What the exercise asks:
Take the entries below and reproduce them word for word.

Listed entries:
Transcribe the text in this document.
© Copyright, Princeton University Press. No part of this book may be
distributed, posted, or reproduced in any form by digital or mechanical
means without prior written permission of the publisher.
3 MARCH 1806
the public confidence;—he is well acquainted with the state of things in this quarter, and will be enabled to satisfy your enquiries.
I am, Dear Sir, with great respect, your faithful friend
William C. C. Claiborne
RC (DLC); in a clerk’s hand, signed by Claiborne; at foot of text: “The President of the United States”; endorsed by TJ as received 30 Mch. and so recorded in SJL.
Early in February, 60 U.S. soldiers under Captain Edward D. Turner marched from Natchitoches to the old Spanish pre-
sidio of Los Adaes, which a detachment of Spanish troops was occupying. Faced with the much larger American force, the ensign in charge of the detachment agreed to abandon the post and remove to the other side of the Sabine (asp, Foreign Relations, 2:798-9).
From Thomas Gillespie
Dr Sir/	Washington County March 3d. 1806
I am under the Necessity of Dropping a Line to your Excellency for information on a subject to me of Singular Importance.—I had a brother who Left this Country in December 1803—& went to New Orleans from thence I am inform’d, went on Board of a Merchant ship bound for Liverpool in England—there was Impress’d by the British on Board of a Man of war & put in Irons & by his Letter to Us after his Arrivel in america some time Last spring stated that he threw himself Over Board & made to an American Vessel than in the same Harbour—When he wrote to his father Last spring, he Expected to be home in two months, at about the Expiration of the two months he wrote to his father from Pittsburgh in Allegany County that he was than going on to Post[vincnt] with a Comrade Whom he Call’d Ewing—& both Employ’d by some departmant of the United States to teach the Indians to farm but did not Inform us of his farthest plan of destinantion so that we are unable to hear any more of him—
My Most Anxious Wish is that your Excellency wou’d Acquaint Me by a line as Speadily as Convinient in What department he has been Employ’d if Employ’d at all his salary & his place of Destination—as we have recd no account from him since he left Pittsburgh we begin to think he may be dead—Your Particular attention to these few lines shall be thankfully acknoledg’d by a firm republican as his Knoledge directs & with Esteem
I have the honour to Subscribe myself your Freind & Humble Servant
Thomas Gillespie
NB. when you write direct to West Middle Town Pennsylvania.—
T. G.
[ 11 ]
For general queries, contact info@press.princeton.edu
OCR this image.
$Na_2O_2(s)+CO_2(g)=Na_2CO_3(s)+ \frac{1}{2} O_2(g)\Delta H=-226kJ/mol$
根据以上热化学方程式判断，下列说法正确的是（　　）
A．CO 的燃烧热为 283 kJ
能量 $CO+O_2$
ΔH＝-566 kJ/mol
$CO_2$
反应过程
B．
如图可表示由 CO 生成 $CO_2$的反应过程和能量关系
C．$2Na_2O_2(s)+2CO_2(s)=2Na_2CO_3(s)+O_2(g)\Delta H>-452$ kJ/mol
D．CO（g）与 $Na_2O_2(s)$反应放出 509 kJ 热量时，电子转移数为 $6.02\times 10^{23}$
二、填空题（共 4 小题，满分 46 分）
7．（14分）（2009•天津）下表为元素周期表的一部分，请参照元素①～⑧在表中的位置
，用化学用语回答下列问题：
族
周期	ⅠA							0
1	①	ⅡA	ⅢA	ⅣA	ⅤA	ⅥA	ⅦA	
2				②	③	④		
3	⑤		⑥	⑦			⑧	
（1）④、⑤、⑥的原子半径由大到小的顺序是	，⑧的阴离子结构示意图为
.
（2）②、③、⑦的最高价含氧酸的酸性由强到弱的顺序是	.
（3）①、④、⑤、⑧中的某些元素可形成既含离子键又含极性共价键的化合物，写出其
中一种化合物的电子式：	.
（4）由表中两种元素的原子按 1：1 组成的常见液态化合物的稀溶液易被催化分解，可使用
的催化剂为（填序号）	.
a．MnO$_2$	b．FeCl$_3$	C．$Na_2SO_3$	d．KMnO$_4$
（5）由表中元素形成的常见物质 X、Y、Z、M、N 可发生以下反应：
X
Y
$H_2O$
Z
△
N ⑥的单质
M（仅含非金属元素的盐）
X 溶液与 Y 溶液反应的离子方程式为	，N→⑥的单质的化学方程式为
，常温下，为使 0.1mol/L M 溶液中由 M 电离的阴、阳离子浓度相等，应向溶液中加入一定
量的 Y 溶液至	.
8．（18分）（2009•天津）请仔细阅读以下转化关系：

Solved exercise:
Transcribe the text in this document.
© Copyright, Princeton University Press. No part of this book may be
distributed, posted, or reproduced in any form by digital or mechanical
means without prior written permission of the publisher.
3 MARCH 1806
the public confidence;—he is well acquainted with the state of things in this quarter, and will be enabled to satisfy your enquiries.
I am, Dear Sir, with great respect, your faithful friend
William C. C. Claiborne
RC (DLC); in a clerk’s hand, signed by Claiborne; at foot of text: “The President of the United States”; endorsed by TJ as received 30 Mch. and so recorded in SJL.
Early in February, 60 U.S. soldiers under Captain Edward D. Turner marched from Natchitoches to the old Spanish pre-
sidio of Los Adaes, which a detachment of Spanish troops was occupying. Faced with the much larger American force, the ensign in charge of the detachment agreed to abandon the post and remove to the other side of the Sabine (asp, Foreign Relations, 2:798-9).
From Thomas Gillespie
Dr Sir/	Washington County March 3d. 1806
I am under the Necessity of Dropping a Line to your Excellency for information on a subject to me of Singular Importance.—I had a brother who Left this Country in December 1803—& went to New Orleans from thence I am inform’d, went on Board of a Merchant ship bound for Liverpool in England—there was Impress’d by the British on Board of a Man of war & put in Irons & by his Letter to Us after his Arrivel in america some time Last spring stated that he threw himself Over Board & made to an American Vessel than in the same Harbour—When he wrote to his father Last spring, he Expected to be home in two months, at about the Expiration of the two months he wrote to his father from Pittsburgh in Allegany County that he was than going on to Post[vincnt] with a Comrade Whom he Call’d Ewing—& both Employ’d by some departmant of the United States to teach the Indians to farm but did not Inform us of his farthest plan of destinantion so that we are unable to hear any more of him—
My Most Anxious Wish is that your Excellency wou’d Acquaint Me by a line as Speadily as Convinient in What department he has been Employ’d if Employ’d at all his salary & his place of Destination—as we have recd no account from him since he left Pittsburgh we begin to think he may be dead—Your Particular attention to these few lines shall be thankfully acknoledg’d by a firm republican as his Knoledge directs & with Esteem
I have the honour to Subscribe myself your Freind & Humble Servant
Thomas Gillespie
NB. when you write direct to West Middle Town Pennsylvania.—
T. G.
[ 11 ]
For general queries, contact info@press.princeton.edu
OCR this image.
$Na_2O_2(s)+CO_2(g)=Na_2CO_3(s)+ \frac{1}{2} O_2(g)\Delta H=-226kJ/mol$
根据以上热化学方程式判断，下列说法正确的是（　　）
A．CO 的燃烧热为 283 kJ
能量 $CO+O_2$
ΔH＝-566 kJ/mol
$CO_2$
反应过程
B．
如图可表示由 CO 生成 $CO_2$的反应过程和能量关系
C．$2Na_2O_2(s)+2CO_2(s)=2Na_2CO_3(s)+O_2(g)\Delta H>-452$ kJ/mol
D．CO（g）与 $Na_2O_2(s)$反应放出 509 kJ 热量时，电子转移数为 $6.02\times 10^{23}$
二、填空题（共 4 小题，满分 46 分）
7．（14分）（2009•天津）下表为元素周期表的一部分，请参照元素①～⑧在表中的位置
，用化学用语回答下列问题：
族
周期	ⅠA							0
1	①	ⅡA	ⅢA	ⅣA	ⅤA	ⅥA	ⅦA	
2				②	③	④		
3	⑤		⑥	⑦			⑧	
（1）④、⑤、⑥的原子半径由大到小的顺序是	，⑧的阴离子结构示意图为
.
（2）②、③、⑦的最高价含氧酸的酸性由强到弱的顺序是	.
（3）①、④、⑤、⑧中的某些元素可形成既含离子键又含极性共价键的化合物，写出其
中一种化合物的电子式：	.
（4）由表中两种元素的原子按 1：1 组成的常见液态化合物的稀溶液易被催化分解，可使用
的催化剂为（填序号）	.
a．MnO$_2$	b．FeCl$_3$	C．$Na_2SO_3$	d．KMnO$_4$
（5）由表中元素形成的常见物质 X、Y、Z、M、N 可发生以下反应：
X
Y
$H_2O$
Z
△
N ⑥的单质
M（仅含非金属元素的盐）
X 溶液与 Y 溶液反应的离子方程式为	，N→⑥的单质的化学方程式为
，常温下，为使 0.1mol/L M 溶液中由 M 电离的阴、阳离子浓度相等，应向溶液中加入一定
量的 Y 溶液至	.
8．（18分）（2009•天津）请仔细阅读以下转化关系：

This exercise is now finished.